:: GOAL ::
Quote, word for word, only the lines running from the line with "Parse this chart: output" through the end of the listing. Leave out the pictures.

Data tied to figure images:
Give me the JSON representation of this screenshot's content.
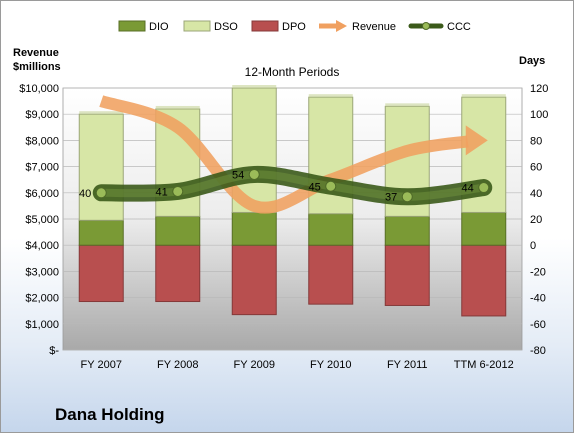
{
  "company": "Dana Holding",
  "chart_data": {
    "type": "bar",
    "title": "12-Month Periods",
    "categories": [
      "FY 2007",
      "FY 2008",
      "FY 2009",
      "FY 2010",
      "FY 2011",
      "TTM 6-2012"
    ],
    "left_axis": {
      "label_line1": "Revenue",
      "label_line2": "$millions",
      "range": [
        0,
        10000
      ],
      "ticks": [
        "$-",
        "$1,000",
        "$2,000",
        "$3,000",
        "$4,000",
        "$5,000",
        "$6,000",
        "$7,000",
        "$8,000",
        "$9,000",
        "$10,000"
      ]
    },
    "right_axis": {
      "label": "Days",
      "range": [
        -80,
        120
      ],
      "ticks": [
        "-80",
        "-60",
        "-40",
        "-20",
        "0",
        "20",
        "40",
        "60",
        "80",
        "100",
        "120"
      ]
    },
    "legend_position": "top",
    "series": [
      {
        "name": "DIO",
        "axis": "right",
        "kind": "stacked-bar",
        "color": "#7a9a35",
        "values": [
          19,
          22,
          25,
          24,
          22,
          25
        ]
      },
      {
        "name": "DSO",
        "axis": "right",
        "kind": "stacked-bar",
        "color": "#d7e6a6",
        "values": [
          81,
          82,
          95,
          89,
          84,
          88
        ]
      },
      {
        "name": "DPO",
        "axis": "right",
        "kind": "negative-bar",
        "color": "#b84f4f",
        "values": [
          -43,
          -43,
          -53,
          -45,
          -46,
          -54
        ]
      },
      {
        "name": "Revenue",
        "axis": "left",
        "kind": "line",
        "color": "#f0a060",
        "values": [
          9500,
          8500,
          5500,
          6500,
          7600,
          8000
        ]
      },
      {
        "name": "CCC",
        "axis": "right",
        "kind": "line",
        "color": "#4d6a25",
        "values": [
          40,
          41,
          54,
          45,
          37,
          44
        ]
      }
    ],
    "ccc_labels": [
      "40",
      "41",
      "54",
      "45",
      "37",
      "44"
    ]
  }
}
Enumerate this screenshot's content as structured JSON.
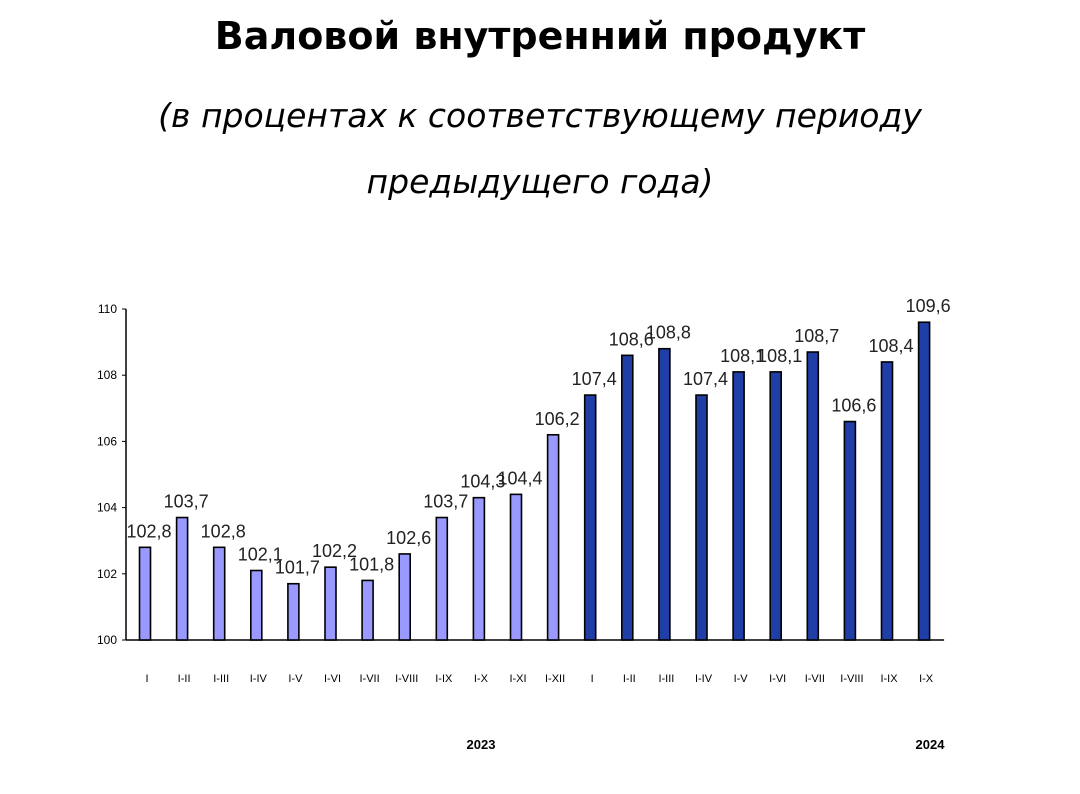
{
  "title": "Валовой внутренний продукт",
  "subtitle_line1": "(в процентах к соответствующему периоду",
  "subtitle_line2": "предыдущего года)",
  "chart_data": {
    "type": "bar",
    "categories": [
      "I",
      "I-II",
      "I-III",
      "I-IV",
      "I-V",
      "I-VI",
      "I-VII",
      "I-VIII",
      "I-IX",
      "I-X",
      "I-XI",
      "I-XII",
      "I",
      "I-II",
      "I-III",
      "I-IV",
      "I-V",
      "I-VI",
      "I-VII",
      "I-VIII",
      "I-IX",
      "I-X"
    ],
    "values": [
      102.8,
      103.7,
      102.8,
      102.1,
      101.7,
      102.2,
      101.8,
      102.6,
      103.7,
      104.3,
      104.4,
      106.2,
      107.4,
      108.6,
      108.8,
      107.4,
      108.1,
      108.1,
      108.7,
      106.6,
      108.4,
      109.6
    ],
    "value_labels": [
      "102,8",
      "103,7",
      "102,8",
      "102,1",
      "101,7",
      "102,2",
      "101,8",
      "102,6",
      "103,7",
      "104,3",
      "104,4",
      "106,2",
      "107,4",
      "108,6",
      "108,8",
      "107,4",
      "108,1",
      "108,1",
      "108,7",
      "106,6",
      "108,4",
      "109,6"
    ],
    "groups": [
      {
        "label": "2023",
        "count": 12,
        "color": "#9999ff"
      },
      {
        "label": "2024",
        "count": 10,
        "color": "#1f3fa6"
      }
    ],
    "ylim": [
      100,
      110
    ],
    "yticks": [
      100,
      102,
      104,
      106,
      108,
      110
    ],
    "grid": false
  }
}
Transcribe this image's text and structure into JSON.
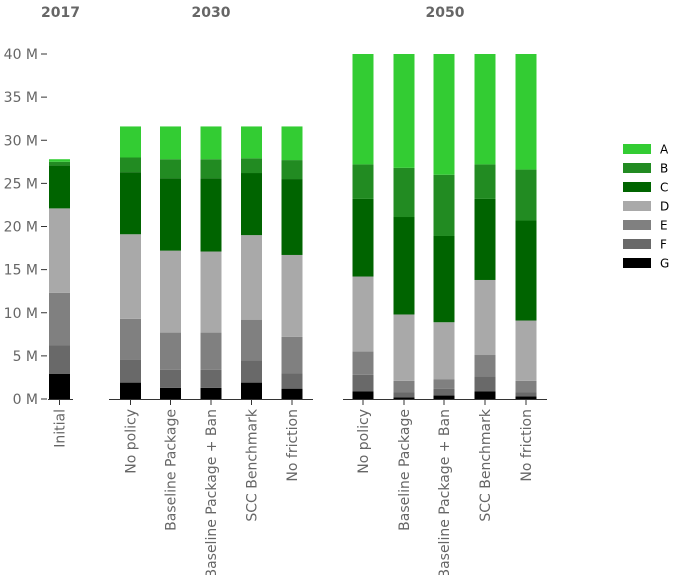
{
  "chart_data": {
    "type": "bar",
    "stacked": true,
    "y_ticks": [
      "0 M",
      "5 M",
      "10 M",
      "15 M",
      "20 M",
      "25 M",
      "30 M",
      "35 M",
      "40 M"
    ],
    "ylim": [
      0,
      40
    ],
    "legend_position": "right",
    "legend": [
      "A",
      "B",
      "C",
      "D",
      "E",
      "F",
      "G"
    ],
    "colors": {
      "A": "#33cc33",
      "B": "#228b22",
      "C": "#006400",
      "D": "#a9a9a9",
      "E": "#808080",
      "F": "#696969",
      "G": "#000000"
    },
    "panels": [
      {
        "title": "2017",
        "categories": [
          "Initial"
        ],
        "series": [
          {
            "name": "G",
            "values": [
              2.9
            ]
          },
          {
            "name": "F",
            "values": [
              3.3
            ]
          },
          {
            "name": "E",
            "values": [
              6.1
            ]
          },
          {
            "name": "D",
            "values": [
              9.8
            ]
          },
          {
            "name": "C",
            "values": [
              5.0
            ]
          },
          {
            "name": "B",
            "values": [
              0.4
            ]
          },
          {
            "name": "A",
            "values": [
              0.3
            ]
          }
        ]
      },
      {
        "title": "2030",
        "categories": [
          "No policy",
          "Baseline Package",
          "Baseline Package + Ban",
          "SCC Benchmark",
          "No friction"
        ],
        "series": [
          {
            "name": "G",
            "values": [
              1.9,
              1.3,
              1.3,
              1.9,
              1.2
            ]
          },
          {
            "name": "F",
            "values": [
              2.7,
              2.1,
              2.1,
              2.6,
              1.8
            ]
          },
          {
            "name": "E",
            "values": [
              4.7,
              4.3,
              4.3,
              4.7,
              4.2
            ]
          },
          {
            "name": "D",
            "values": [
              9.8,
              9.5,
              9.4,
              9.8,
              9.5
            ]
          },
          {
            "name": "C",
            "values": [
              7.2,
              8.4,
              8.5,
              7.2,
              8.8
            ]
          },
          {
            "name": "B",
            "values": [
              1.7,
              2.2,
              2.2,
              1.7,
              2.2
            ]
          },
          {
            "name": "A",
            "values": [
              3.6,
              3.8,
              3.8,
              3.7,
              3.9
            ]
          }
        ]
      },
      {
        "title": "2050",
        "categories": [
          "No policy",
          "Baseline Package",
          "Baseline Package + Ban",
          "SCC Benchmark",
          "No friction"
        ],
        "series": [
          {
            "name": "G",
            "values": [
              0.9,
              0.2,
              0.4,
              0.9,
              0.3
            ]
          },
          {
            "name": "F",
            "values": [
              1.9,
              0.6,
              0.8,
              1.7,
              0.5
            ]
          },
          {
            "name": "E",
            "values": [
              2.7,
              1.3,
              1.1,
              2.5,
              1.3
            ]
          },
          {
            "name": "D",
            "values": [
              8.7,
              7.7,
              6.6,
              8.7,
              7.0
            ]
          },
          {
            "name": "C",
            "values": [
              9.0,
              11.3,
              10.0,
              9.4,
              11.6
            ]
          },
          {
            "name": "B",
            "values": [
              4.0,
              5.7,
              7.1,
              4.0,
              5.9
            ]
          },
          {
            "name": "A",
            "values": [
              12.8,
              13.2,
              14.0,
              12.8,
              13.4
            ]
          }
        ]
      }
    ]
  }
}
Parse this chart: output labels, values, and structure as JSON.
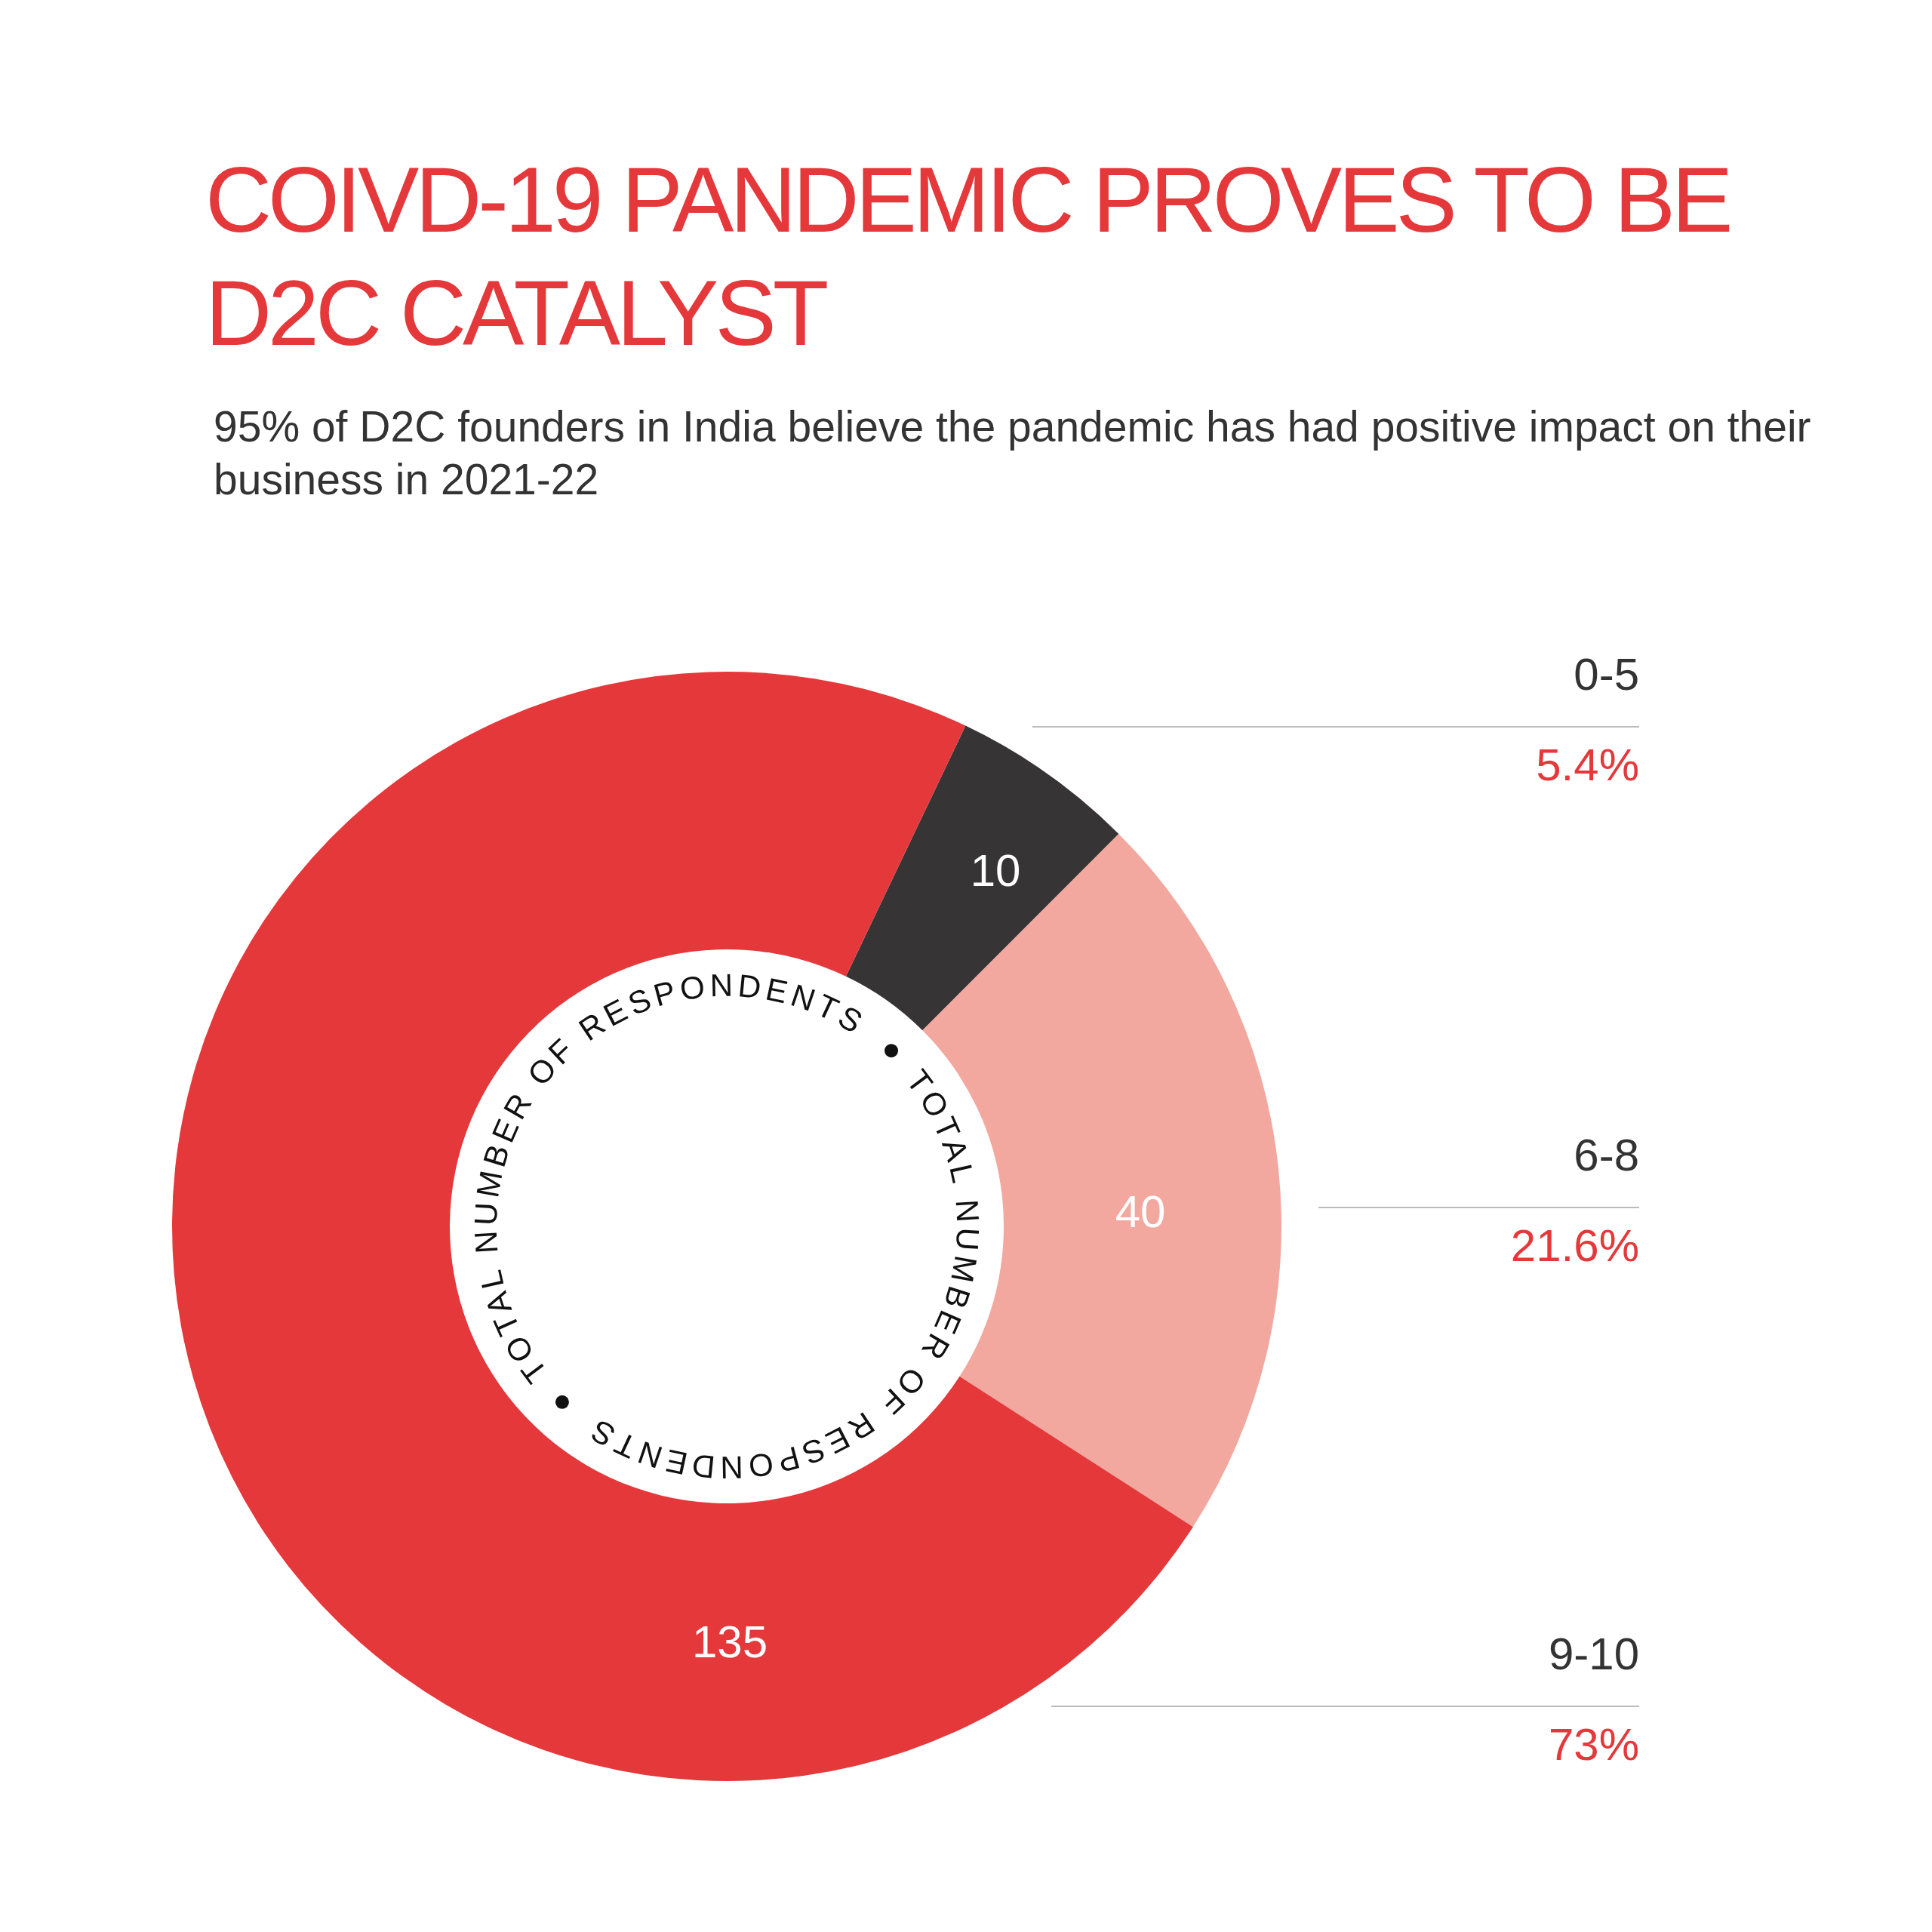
{
  "chart_data": {
    "type": "donut",
    "title": "COIVD-19 PANDEMIC PROVES TO BE D2C CATALYST",
    "subtitle": "95% of D2C founders in India believe the pandemic has had positive impact on their business in 2021-22",
    "categories": [
      "0-5",
      "6-8",
      "9-10"
    ],
    "values": [
      10,
      40,
      135
    ],
    "colors": [
      "#363435",
      "#f3a89f",
      "#e5383b"
    ],
    "data_labels": true,
    "legend": false,
    "annotations": [
      "TOTAL NUMBER OF RESPONDENTS",
      {
        "text": "5.4%",
        "x": "0-5"
      },
      {
        "text": "21.6%",
        "x": "6-8"
      },
      {
        "text": "73%",
        "x": "9-10"
      }
    ]
  }
}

:: SOLUTION FOR THIS EXERCISE ::
Parse this chart: output labels, values, and structure as JSON.
{
  "chart_data": {
    "type": "donut",
    "title": "COIVD-19 PANDEMIC PROVES TO BE D2C CATALYST",
    "subtitle": "95% of D2C founders in India believe the pandemic has had positive impact on their business in 2021-22",
    "categories": [
      "0-5",
      "6-8",
      "9-10"
    ],
    "values": [
      10,
      40,
      135
    ],
    "colors": [
      "#363435",
      "#f3a89f",
      "#e5383b"
    ],
    "data_labels": true,
    "legend": false,
    "annotations": [
      "TOTAL NUMBER OF RESPONDENTS",
      {
        "text": "5.4%",
        "x": "0-5"
      },
      {
        "text": "21.6%",
        "x": "6-8"
      },
      {
        "text": "73%",
        "x": "9-10"
      }
    ]
  }
}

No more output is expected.